-- BEGIN Items --
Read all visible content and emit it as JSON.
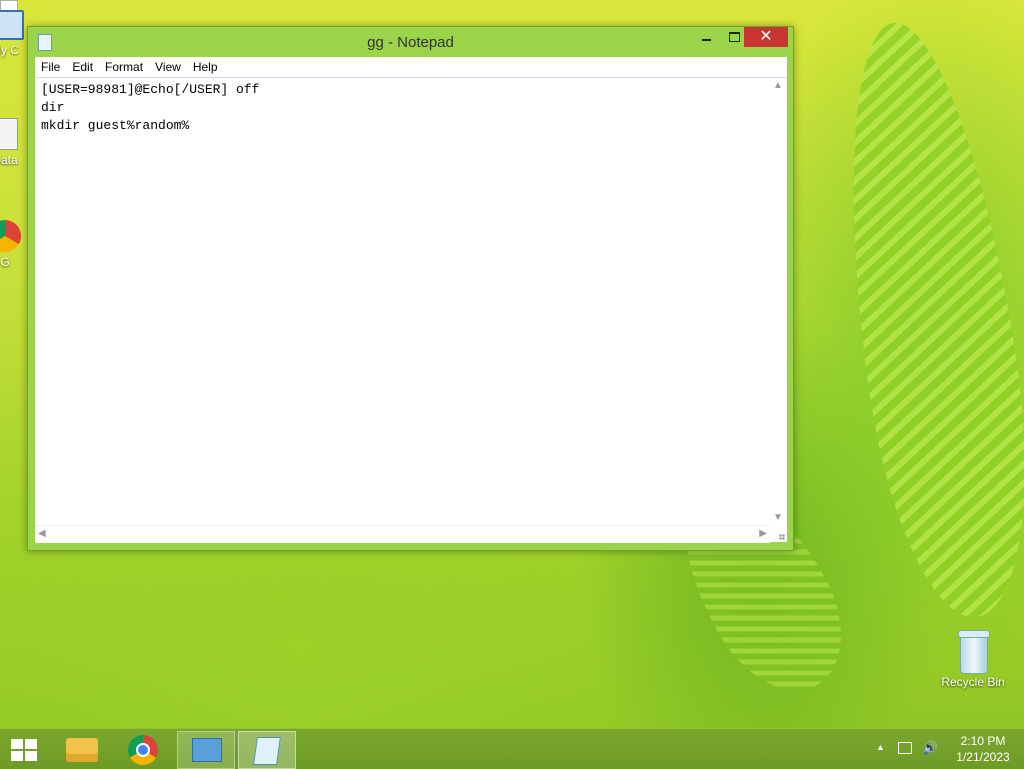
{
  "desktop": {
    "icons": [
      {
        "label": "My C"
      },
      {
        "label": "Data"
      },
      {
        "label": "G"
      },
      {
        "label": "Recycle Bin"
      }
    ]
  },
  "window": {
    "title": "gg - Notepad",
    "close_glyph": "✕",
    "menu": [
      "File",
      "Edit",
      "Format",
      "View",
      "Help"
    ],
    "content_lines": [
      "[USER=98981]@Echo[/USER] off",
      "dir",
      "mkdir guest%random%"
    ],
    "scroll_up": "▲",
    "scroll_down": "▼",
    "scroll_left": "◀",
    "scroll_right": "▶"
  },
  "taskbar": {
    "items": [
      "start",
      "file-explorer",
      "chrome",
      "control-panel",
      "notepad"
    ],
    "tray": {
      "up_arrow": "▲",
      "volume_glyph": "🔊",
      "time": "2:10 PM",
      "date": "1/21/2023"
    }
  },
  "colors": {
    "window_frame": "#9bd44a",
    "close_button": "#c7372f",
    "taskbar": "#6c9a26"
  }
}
-- END Items --
-- BEGIN Items --
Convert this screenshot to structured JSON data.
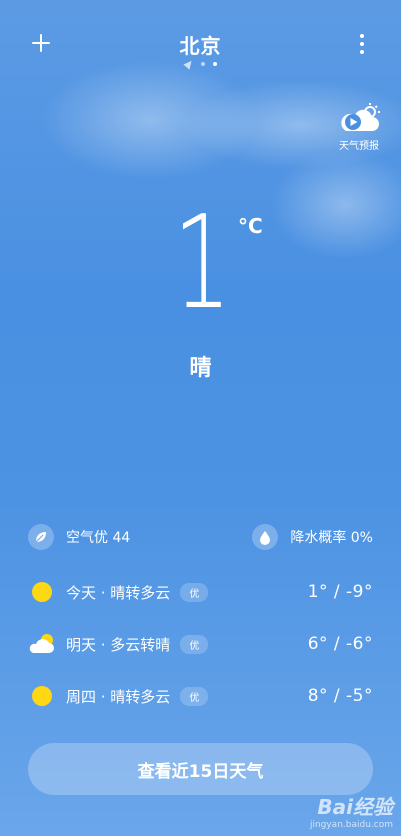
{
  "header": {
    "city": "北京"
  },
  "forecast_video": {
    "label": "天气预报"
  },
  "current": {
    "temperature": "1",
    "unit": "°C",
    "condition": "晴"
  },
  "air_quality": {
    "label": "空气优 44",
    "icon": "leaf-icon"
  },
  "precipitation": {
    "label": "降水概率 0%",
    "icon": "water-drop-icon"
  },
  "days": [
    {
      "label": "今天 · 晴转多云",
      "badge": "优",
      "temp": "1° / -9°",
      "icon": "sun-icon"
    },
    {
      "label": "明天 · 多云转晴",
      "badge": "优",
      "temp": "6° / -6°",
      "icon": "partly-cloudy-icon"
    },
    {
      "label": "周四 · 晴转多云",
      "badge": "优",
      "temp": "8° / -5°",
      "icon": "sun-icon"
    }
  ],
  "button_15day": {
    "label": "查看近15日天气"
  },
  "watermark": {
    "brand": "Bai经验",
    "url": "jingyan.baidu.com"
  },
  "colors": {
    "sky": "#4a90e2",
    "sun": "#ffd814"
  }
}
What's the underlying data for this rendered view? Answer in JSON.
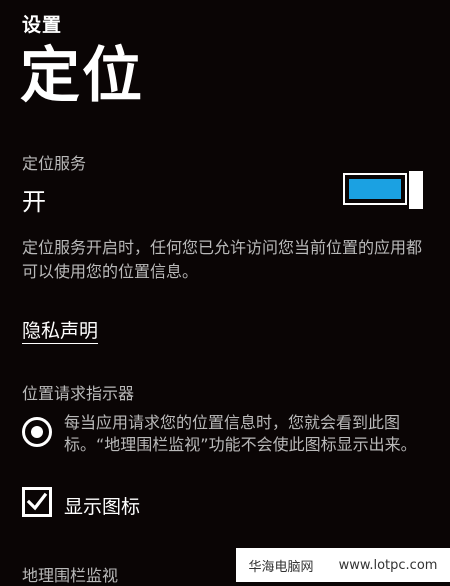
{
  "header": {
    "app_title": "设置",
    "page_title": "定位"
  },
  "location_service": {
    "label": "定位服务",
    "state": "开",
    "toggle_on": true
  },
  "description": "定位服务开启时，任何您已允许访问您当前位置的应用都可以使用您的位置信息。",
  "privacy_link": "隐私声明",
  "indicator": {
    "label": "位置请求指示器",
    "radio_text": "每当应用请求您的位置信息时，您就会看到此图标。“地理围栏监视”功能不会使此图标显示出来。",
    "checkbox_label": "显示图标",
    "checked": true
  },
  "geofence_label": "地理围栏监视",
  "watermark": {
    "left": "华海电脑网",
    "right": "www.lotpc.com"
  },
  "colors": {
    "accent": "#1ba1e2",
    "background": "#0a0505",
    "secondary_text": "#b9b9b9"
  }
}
-- END Items --
» Requirements: Locate all lines in the listing above with the word "地理围栏监视". Copy them.

» Finished exercise:
    "radio_text": "每当应用请求您的位置信息时，您就会看到此图标。“地理围栏监视”功能不会使此图标显示出来。",
  "geofence_label": "地理围栏监视",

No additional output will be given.